## WHAT YOU WILL DO
Show every line where "个消中心" occurs.

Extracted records
◇ ◇ ◇ ◇ ◇

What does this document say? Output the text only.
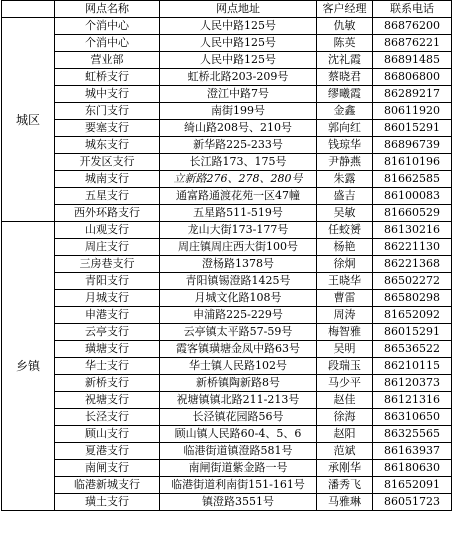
	网点名称	网点地址	客户经理	联系电话
城区	个消中心	人民中路125号	仇敏	86876200
	个消中心	人民中路125号	陈英	86876221
	营业部	人民中路125号	沈礼霞	86891485
	虹桥支行	虹桥北路203-209号	蔡晓君	86806800
	城中支行	澄江中路7号	缪曦霞	86289217
	东门支行	南街199号	金鑫	80611920
	要塞支行	绮山路208号、210号	郭向红	86015291
	城东支行	新华路225-233号	钱琼华	86896739
	开发区支行	长江路173、175号	尹静燕	81610196
	城南支行	立新路276、278、280号	朱露	81662585
	五星支行	通富路通渡花苑一区47幢	盛吉	86100083
	西外环路支行	五星路511-519号	吴敏	81660529
乡镇	山观支行	龙山大街173-177号	任蛟赟	86130216
	周庄支行	周庄镇周庄西大街100号	杨艳	86221130
	三房巷支行	澄杨路1378号	徐炯	86221368
	青阳支行	青阳镇锡澄路1425号	王晓华	86502272
	月城支行	月城文化路108号	曹雷	86580298
	申港支行	申浦路225-229号	周涛	81652092
	云亭支行	云亭镇太平路57-59号	梅智雅	86015291
	璜塘支行	霞客镇璜塘金凤中路63号	吴明	86536522
	华士支行	华士镇人民路102号	段瑞玉	86210115
	新桥支行	新桥镇陶新路8号	马少平	86120373
	祝塘支行	祝塘镇镇北路211-213号	赵佳	86121316
	长泾支行	长泾镇花园路56号	徐海	86310650
	顾山支行	顾山镇人民路60-4、5、6	赵阳	86325565
	夏港支行	临港街道镇澄路581号	范斌	86163937
	南闸支行	南闸街道紫金路一号	承刚华	86180630
	临港新城支行	临港街道利南街151-161号	潘秀飞	81652091
	璜土支行	镇澄路3551号	马雅琳	86051723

◇ ◇ ◇ ◇ ◇

## EXPECTED ANSWER
城区	个消中心	人民中路125号	仇敏	86876200
	个消中心	人民中路125号	陈英	86876221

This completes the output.